## Brief
Records follow. Copy every line with "mashed".

::: Data provided

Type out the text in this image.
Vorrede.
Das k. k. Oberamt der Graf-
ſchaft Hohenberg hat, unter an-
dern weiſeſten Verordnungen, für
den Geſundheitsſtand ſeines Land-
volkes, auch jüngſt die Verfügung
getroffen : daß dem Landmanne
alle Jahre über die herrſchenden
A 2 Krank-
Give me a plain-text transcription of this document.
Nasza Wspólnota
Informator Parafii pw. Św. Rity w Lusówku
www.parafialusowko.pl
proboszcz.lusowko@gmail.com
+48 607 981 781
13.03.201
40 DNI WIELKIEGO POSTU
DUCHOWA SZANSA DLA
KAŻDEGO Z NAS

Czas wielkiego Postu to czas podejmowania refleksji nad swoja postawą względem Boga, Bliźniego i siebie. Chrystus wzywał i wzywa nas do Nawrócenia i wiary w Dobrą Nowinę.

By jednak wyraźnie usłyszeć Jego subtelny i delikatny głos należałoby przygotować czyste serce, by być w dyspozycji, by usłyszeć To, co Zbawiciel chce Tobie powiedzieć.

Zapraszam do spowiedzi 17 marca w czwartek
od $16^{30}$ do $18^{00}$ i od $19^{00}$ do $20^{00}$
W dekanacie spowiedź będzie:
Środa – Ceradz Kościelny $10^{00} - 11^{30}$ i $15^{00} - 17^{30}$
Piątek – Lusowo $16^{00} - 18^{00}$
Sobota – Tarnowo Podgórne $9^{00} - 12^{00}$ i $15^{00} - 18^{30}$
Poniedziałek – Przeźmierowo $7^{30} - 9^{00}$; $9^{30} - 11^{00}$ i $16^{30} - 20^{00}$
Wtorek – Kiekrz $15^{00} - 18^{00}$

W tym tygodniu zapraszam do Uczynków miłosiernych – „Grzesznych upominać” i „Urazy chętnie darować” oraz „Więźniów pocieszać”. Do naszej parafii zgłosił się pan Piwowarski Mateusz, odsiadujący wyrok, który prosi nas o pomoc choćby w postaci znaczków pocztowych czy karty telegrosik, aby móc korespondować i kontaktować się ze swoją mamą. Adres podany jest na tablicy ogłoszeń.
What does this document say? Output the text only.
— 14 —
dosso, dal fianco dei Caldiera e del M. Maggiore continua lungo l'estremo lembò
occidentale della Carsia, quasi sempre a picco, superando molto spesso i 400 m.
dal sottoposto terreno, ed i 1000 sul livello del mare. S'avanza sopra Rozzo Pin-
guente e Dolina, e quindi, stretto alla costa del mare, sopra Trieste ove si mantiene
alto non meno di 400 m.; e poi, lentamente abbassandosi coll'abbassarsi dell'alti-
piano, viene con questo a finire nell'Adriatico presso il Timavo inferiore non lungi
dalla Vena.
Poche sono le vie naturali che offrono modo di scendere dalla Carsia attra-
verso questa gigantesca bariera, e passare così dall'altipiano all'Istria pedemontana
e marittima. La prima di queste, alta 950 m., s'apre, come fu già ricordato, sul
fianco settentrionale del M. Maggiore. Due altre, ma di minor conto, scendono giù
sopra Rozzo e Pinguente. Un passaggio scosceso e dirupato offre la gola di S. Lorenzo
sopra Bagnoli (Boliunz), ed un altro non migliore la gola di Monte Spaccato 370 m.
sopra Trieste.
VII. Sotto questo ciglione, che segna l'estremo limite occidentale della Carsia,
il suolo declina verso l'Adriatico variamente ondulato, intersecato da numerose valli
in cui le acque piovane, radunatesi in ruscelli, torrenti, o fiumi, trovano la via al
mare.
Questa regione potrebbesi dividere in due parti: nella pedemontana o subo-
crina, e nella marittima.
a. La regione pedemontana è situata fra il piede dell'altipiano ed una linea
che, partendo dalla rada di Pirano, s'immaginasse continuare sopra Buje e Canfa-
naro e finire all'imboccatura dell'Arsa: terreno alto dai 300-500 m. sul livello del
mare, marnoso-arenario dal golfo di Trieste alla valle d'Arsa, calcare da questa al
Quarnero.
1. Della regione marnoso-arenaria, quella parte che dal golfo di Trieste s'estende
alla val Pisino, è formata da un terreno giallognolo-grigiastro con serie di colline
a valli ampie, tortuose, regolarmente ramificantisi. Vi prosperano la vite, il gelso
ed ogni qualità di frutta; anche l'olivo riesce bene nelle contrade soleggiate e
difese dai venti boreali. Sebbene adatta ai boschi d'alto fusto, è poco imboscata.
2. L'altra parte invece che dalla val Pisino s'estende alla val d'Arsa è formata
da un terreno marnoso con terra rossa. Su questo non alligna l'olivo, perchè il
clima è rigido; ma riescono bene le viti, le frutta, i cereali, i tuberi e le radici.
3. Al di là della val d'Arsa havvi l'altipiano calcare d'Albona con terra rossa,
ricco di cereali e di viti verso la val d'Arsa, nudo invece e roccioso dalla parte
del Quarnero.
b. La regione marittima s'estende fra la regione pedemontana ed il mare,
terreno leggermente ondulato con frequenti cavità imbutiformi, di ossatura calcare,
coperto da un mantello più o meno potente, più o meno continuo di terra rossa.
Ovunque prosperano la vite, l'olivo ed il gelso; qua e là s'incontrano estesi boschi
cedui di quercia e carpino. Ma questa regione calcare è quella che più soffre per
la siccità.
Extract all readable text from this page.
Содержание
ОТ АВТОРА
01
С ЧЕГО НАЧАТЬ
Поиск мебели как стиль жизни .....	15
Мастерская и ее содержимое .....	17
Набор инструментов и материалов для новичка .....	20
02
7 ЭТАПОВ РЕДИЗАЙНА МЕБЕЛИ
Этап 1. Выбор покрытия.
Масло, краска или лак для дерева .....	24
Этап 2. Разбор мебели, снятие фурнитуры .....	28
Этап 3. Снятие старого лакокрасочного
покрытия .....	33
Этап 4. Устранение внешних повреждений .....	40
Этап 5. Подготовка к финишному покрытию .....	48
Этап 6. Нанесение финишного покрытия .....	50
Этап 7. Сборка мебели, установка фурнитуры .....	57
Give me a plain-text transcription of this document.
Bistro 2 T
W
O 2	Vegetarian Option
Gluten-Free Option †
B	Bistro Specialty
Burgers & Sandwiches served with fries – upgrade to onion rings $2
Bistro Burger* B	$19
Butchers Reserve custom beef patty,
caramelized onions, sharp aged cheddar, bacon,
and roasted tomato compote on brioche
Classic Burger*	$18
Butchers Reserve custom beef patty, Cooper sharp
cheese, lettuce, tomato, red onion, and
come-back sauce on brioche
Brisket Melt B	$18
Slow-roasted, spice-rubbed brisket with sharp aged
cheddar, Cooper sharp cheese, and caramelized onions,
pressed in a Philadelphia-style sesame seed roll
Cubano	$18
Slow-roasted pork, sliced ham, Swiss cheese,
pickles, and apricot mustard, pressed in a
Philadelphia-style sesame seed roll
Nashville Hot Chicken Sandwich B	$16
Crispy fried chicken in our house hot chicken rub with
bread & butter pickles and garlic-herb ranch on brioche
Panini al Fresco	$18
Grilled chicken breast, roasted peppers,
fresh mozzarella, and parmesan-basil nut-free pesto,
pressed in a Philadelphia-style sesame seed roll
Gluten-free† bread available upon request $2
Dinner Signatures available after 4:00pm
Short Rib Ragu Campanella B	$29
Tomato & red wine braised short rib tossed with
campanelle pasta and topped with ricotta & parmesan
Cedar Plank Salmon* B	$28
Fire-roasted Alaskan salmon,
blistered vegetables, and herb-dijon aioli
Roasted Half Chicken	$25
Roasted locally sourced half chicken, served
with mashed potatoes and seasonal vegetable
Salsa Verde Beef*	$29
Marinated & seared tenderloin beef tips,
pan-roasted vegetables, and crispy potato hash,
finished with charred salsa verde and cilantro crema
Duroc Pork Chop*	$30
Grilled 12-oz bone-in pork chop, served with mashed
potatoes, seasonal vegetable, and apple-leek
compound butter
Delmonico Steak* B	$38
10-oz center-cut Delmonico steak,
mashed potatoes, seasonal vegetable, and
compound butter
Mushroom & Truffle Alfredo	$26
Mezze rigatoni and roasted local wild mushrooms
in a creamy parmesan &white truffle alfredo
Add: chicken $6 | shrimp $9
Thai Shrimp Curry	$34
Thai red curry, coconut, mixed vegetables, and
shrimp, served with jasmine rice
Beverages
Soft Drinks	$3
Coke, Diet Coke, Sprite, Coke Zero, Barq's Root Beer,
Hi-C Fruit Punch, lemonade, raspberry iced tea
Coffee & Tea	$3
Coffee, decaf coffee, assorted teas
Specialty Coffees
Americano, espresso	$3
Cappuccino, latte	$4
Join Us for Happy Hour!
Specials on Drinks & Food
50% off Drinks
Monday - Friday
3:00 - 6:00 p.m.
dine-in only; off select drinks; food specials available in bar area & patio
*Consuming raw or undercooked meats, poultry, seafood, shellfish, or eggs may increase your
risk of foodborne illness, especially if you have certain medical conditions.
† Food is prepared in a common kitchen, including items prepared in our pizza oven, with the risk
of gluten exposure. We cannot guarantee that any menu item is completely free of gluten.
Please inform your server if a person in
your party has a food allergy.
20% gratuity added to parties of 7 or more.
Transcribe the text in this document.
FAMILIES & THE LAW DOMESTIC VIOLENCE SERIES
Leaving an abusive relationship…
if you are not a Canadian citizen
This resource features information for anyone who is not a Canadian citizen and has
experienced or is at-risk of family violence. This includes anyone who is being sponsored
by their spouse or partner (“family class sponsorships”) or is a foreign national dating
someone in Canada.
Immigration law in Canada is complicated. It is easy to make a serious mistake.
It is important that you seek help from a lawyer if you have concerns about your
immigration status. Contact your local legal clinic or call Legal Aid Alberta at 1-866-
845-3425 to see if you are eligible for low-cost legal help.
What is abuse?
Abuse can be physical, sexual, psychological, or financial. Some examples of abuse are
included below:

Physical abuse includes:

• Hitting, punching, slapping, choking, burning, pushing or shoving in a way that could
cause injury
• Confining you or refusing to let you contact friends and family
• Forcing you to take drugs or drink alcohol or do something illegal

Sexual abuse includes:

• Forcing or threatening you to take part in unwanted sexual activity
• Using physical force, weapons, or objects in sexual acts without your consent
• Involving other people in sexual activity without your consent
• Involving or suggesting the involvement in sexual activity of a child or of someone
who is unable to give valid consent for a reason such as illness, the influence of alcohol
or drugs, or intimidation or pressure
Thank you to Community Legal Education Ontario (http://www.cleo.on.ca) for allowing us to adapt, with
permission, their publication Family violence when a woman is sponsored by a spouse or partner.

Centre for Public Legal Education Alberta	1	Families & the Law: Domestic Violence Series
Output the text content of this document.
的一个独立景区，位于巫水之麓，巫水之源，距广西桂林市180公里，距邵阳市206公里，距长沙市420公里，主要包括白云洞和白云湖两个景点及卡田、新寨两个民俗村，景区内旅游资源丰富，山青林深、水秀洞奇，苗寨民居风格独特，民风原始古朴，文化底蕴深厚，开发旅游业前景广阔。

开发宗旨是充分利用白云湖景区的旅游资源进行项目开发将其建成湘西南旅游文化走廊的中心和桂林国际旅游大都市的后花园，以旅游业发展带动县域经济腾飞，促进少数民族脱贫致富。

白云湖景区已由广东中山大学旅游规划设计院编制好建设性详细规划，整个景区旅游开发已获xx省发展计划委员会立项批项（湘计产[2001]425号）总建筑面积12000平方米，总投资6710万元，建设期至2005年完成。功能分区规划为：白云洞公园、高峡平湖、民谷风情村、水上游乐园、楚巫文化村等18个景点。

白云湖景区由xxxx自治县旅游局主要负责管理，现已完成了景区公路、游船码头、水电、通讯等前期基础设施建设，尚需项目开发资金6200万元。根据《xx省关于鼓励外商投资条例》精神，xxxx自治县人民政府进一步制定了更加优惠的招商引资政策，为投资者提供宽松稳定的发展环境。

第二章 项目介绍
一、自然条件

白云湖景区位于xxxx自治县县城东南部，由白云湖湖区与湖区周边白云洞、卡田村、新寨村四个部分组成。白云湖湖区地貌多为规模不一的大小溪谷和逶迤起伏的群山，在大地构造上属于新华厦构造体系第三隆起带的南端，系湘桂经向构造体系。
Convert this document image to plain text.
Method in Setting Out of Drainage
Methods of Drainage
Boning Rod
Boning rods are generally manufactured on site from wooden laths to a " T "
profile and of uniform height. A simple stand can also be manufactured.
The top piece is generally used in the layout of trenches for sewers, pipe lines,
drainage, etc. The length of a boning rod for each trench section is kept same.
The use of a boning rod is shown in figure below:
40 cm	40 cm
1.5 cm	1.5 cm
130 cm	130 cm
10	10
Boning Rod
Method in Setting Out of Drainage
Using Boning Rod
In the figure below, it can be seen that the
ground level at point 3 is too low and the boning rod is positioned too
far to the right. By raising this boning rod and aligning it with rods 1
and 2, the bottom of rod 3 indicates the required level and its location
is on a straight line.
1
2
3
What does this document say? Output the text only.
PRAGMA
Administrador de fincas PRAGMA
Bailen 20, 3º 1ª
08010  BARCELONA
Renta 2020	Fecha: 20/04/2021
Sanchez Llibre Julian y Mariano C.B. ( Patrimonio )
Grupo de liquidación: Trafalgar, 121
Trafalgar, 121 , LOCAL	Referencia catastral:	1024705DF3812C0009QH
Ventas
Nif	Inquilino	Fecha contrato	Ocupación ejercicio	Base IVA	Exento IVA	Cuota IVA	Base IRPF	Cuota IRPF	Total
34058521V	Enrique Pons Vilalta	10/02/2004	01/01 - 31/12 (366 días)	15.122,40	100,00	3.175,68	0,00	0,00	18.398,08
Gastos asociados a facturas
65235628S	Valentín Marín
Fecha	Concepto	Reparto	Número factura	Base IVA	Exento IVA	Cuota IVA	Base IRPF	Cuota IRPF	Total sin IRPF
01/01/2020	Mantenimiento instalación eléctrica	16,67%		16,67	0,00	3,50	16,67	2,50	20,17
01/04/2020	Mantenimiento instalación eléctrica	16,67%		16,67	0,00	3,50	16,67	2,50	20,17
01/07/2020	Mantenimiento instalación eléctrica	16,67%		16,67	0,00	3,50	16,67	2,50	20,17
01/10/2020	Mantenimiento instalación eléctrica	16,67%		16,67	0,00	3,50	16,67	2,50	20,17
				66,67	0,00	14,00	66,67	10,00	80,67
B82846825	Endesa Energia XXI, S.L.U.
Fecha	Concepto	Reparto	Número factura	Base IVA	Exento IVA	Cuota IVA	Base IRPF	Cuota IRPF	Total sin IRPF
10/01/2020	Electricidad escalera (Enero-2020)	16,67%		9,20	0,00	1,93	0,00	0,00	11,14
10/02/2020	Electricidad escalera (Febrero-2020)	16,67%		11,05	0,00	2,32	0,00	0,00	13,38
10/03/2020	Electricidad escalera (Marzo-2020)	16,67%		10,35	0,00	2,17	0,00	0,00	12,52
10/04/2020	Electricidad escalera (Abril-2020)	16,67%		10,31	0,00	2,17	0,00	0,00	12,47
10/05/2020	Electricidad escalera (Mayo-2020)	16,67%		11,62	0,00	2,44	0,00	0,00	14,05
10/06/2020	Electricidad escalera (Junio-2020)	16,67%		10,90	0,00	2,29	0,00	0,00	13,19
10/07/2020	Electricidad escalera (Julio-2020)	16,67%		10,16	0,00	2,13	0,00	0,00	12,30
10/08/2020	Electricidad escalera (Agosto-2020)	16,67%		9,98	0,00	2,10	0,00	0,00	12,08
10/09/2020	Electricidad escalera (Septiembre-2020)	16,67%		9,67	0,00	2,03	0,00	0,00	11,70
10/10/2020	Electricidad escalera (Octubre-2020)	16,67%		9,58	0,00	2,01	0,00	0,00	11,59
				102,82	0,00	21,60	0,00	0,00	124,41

::::::

## Solved exercise
with mashed potatoes and seasonal vegetable
Grilled 12-oz bone-in pork chop, served with mashed
mashed potatoes, seasonal vegetable, and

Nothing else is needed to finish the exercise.